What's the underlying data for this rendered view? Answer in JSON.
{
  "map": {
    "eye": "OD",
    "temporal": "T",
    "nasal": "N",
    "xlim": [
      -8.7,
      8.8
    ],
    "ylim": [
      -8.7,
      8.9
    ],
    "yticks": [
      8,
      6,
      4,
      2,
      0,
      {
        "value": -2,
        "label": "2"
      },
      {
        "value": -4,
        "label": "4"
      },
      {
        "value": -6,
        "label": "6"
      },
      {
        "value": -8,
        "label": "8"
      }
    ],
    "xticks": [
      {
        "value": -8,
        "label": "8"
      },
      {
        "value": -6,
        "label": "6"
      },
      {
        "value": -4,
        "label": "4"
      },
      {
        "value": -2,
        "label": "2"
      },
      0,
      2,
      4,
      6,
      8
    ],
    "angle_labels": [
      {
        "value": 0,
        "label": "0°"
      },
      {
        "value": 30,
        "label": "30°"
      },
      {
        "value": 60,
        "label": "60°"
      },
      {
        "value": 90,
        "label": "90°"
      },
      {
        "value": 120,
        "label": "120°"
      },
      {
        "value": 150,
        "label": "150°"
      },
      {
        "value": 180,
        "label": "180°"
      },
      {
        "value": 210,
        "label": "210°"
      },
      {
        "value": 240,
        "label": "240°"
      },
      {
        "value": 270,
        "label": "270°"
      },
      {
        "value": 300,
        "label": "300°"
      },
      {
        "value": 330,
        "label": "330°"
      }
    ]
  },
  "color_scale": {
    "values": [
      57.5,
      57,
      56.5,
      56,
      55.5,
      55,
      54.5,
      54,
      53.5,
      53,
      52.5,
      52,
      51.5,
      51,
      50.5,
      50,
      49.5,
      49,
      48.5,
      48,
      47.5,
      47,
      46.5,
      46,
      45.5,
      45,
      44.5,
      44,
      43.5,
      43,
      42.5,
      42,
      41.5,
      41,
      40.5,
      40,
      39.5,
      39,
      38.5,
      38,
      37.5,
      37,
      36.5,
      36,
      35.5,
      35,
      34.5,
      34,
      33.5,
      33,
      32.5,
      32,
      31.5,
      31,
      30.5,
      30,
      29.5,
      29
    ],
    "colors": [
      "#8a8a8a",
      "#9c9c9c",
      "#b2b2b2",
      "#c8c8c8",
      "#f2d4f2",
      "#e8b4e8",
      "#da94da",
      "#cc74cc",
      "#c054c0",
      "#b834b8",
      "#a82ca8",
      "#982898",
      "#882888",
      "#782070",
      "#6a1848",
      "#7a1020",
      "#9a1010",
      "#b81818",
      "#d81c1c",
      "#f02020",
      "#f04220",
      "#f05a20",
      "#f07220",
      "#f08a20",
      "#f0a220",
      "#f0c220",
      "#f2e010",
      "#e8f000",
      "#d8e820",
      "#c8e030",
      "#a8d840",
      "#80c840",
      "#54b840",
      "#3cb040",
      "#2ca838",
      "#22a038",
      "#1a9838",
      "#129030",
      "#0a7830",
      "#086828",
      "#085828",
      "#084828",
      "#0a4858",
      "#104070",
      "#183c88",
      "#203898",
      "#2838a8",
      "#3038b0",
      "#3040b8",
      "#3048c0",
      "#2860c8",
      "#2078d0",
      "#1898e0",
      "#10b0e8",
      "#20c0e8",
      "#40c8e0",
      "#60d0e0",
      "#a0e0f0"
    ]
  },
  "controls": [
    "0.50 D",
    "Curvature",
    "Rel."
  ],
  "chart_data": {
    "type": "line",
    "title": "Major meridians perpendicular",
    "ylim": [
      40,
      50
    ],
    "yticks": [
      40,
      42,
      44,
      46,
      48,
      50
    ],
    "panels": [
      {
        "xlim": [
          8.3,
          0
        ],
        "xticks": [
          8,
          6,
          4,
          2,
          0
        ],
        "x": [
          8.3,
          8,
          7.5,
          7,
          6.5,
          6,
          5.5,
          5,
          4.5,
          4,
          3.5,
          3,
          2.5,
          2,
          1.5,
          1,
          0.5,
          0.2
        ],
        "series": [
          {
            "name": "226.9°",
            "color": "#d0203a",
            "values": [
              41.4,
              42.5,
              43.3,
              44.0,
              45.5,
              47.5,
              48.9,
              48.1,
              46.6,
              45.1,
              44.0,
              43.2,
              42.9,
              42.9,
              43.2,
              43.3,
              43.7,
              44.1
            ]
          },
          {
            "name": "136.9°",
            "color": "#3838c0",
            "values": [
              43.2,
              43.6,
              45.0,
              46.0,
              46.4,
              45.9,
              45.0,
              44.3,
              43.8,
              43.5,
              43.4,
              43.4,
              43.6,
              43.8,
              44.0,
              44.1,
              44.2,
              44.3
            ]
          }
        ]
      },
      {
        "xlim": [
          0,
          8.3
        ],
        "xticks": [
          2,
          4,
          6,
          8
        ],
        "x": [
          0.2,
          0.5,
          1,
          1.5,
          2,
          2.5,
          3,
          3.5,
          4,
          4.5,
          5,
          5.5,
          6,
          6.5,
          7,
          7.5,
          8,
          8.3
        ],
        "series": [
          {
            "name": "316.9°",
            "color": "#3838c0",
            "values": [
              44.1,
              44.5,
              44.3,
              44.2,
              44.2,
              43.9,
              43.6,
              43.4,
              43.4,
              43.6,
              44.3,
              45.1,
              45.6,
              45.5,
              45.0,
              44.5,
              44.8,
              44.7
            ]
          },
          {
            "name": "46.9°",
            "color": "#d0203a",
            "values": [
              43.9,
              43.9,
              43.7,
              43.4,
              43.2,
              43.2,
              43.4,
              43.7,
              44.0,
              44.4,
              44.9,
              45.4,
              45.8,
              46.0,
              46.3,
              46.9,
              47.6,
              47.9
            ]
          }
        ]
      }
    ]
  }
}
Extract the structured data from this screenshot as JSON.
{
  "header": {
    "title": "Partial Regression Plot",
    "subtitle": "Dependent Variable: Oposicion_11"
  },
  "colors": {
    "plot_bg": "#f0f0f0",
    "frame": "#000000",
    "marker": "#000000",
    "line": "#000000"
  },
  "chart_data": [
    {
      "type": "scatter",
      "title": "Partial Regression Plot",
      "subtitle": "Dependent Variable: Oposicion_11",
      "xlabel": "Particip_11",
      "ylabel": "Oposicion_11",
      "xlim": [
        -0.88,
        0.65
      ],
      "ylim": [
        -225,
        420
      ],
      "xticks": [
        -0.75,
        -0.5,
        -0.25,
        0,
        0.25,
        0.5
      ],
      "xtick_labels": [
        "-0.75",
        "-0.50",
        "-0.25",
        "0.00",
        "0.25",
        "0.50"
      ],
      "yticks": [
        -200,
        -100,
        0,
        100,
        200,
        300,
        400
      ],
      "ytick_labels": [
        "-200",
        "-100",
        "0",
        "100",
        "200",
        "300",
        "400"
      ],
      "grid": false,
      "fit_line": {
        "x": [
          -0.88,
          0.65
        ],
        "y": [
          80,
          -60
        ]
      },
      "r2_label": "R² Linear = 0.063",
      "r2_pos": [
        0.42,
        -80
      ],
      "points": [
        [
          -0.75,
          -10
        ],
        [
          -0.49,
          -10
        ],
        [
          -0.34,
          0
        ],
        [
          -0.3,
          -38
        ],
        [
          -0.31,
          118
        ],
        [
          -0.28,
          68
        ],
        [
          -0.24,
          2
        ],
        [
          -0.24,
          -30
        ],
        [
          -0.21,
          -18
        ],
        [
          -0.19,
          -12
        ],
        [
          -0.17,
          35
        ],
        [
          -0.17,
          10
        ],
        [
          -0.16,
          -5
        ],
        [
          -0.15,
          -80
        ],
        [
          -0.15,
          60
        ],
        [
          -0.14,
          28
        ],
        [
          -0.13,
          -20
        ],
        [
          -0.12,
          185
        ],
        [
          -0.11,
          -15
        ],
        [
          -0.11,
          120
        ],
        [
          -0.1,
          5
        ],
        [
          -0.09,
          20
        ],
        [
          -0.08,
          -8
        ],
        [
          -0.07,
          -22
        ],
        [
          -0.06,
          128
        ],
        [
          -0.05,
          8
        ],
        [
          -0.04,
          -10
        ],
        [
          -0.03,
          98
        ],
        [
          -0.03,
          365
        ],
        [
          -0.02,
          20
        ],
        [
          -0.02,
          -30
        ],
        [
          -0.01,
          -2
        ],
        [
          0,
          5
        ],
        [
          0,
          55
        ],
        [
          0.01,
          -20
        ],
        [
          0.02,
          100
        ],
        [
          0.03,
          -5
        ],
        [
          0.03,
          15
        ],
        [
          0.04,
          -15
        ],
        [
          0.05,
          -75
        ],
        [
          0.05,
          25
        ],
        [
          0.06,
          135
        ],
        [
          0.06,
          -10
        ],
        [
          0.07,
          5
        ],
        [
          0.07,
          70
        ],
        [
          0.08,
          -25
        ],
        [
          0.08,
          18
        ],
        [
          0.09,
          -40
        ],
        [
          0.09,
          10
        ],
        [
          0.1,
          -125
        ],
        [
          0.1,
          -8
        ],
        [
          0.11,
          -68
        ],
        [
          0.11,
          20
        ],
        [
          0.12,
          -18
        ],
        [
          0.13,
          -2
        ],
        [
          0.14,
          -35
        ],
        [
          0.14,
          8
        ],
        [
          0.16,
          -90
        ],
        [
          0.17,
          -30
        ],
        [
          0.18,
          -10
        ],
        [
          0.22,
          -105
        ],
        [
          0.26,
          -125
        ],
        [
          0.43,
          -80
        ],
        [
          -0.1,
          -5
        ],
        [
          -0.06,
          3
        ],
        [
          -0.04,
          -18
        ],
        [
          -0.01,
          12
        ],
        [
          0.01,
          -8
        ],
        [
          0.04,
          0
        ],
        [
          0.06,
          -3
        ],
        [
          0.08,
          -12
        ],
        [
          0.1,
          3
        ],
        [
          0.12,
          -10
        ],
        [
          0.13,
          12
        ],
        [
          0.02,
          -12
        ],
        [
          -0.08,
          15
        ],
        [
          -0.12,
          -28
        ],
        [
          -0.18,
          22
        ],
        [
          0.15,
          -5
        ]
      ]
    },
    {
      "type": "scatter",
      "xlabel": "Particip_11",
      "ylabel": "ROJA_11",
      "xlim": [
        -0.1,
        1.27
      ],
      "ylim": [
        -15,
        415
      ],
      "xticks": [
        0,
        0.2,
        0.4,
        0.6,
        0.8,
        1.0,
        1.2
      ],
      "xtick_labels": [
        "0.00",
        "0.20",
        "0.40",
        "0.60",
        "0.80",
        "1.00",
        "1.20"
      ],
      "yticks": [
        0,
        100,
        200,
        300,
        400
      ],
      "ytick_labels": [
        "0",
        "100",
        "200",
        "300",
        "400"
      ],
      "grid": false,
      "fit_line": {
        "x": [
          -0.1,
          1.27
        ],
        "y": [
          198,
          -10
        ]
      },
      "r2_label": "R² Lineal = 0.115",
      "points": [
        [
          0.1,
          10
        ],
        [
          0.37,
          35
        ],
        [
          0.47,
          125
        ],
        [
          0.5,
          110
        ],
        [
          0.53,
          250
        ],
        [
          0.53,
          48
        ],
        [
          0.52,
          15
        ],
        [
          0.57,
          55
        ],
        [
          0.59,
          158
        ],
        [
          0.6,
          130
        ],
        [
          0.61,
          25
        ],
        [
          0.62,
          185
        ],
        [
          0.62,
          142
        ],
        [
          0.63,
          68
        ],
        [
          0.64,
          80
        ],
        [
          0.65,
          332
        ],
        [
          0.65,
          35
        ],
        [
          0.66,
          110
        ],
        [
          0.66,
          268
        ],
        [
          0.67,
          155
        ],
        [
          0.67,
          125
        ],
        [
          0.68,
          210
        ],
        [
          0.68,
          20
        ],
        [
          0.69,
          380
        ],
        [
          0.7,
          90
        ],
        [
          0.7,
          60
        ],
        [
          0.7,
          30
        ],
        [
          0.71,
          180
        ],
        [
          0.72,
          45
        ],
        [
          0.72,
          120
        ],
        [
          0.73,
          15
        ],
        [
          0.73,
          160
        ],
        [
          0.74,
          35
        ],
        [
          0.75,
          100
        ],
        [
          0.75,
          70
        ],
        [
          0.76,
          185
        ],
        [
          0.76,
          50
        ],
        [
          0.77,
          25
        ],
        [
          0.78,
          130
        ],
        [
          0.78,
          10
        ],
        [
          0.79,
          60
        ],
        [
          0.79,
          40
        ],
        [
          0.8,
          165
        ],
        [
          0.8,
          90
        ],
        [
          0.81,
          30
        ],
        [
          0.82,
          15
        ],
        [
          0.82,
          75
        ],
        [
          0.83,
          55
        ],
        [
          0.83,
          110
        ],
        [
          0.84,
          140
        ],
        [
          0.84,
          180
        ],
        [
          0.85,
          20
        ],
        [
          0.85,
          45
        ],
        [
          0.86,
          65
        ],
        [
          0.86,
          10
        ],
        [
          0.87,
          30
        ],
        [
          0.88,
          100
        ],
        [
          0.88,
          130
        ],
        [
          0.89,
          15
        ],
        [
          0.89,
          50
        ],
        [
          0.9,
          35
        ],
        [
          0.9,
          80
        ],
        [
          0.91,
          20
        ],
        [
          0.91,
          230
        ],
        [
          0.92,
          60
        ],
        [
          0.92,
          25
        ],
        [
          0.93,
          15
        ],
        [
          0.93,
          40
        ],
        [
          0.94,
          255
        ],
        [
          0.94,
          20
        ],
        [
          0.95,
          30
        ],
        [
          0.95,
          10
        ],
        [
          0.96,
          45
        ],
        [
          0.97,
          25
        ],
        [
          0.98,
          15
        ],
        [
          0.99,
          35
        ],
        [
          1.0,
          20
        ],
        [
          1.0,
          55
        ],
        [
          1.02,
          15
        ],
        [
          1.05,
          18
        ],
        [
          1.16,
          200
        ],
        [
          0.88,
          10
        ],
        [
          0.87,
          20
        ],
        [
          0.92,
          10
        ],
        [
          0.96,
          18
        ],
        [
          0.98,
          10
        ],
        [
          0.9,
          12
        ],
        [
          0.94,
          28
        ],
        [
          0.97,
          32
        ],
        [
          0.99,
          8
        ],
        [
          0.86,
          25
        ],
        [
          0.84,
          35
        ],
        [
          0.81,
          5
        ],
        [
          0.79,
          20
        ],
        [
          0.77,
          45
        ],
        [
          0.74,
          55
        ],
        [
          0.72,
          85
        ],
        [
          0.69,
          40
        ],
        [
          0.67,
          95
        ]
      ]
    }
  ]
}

*Exercise requirements*: Determine how many lines include the word "Regression" and report that number by itself.

*Solution to the exercise*: 2